**YOUR OBJECTIVE:** Pull out the lines of the items word for word, from the very first line through the line that contains "sub-bullet-underlined: Programmable-Gain Instrumentation", including both ends.

[Dataset entries]

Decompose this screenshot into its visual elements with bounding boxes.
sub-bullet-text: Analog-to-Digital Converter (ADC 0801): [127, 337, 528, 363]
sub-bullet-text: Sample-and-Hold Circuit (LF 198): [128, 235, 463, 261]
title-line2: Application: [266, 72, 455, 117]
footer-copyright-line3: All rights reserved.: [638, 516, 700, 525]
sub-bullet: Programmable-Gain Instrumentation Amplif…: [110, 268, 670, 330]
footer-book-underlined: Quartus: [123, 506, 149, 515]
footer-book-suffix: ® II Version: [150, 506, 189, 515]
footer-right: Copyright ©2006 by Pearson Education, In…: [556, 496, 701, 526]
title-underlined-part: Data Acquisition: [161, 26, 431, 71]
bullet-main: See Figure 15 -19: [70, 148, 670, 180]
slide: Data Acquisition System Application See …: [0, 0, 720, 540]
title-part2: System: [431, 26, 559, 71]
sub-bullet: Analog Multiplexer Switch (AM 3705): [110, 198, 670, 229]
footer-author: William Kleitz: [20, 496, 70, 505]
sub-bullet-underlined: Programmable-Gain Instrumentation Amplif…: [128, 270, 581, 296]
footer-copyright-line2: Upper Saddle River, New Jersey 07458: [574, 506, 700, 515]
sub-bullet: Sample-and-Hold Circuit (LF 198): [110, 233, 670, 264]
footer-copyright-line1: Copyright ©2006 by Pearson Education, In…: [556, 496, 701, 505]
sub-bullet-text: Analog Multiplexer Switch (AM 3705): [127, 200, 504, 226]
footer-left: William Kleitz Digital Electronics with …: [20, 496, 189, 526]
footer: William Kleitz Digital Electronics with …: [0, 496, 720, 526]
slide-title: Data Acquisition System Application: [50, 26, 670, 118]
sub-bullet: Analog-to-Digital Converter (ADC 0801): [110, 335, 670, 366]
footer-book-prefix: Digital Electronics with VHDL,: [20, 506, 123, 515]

**EXERCISE RESPONSE:**
Decompose this screenshot into its visual elements with bounding boxes.
sub-bullet-text: Analog-to-Digital Converter (ADC 0801): [127, 337, 528, 363]
sub-bullet-text: Sample-and-Hold Circuit (LF 198): [128, 235, 463, 261]
title-line2: Application: [266, 72, 455, 117]
footer-copyright-line3: All rights reserved.: [638, 516, 700, 525]
sub-bullet: Programmable-Gain Instrumentation Amplif…: [110, 268, 670, 330]
footer-book-underlined: Quartus: [123, 506, 149, 515]
footer-book-suffix: ® II Version: [150, 506, 189, 515]
footer-right: Copyright ©2006 by Pearson Education, In…: [556, 496, 701, 526]
title-underlined-part: Data Acquisition: [161, 26, 431, 71]
bullet-main: See Figure 15 -19: [70, 148, 670, 180]
slide: Data Acquisition System Application See …: [0, 0, 720, 540]
title-part2: System: [431, 26, 559, 71]
sub-bullet: Analog Multiplexer Switch (AM 3705): [110, 198, 670, 229]
footer-author: William Kleitz: [20, 496, 70, 505]
sub-bullet-underlined: Programmable-Gain Instrumentation Amplif…: [128, 270, 581, 296]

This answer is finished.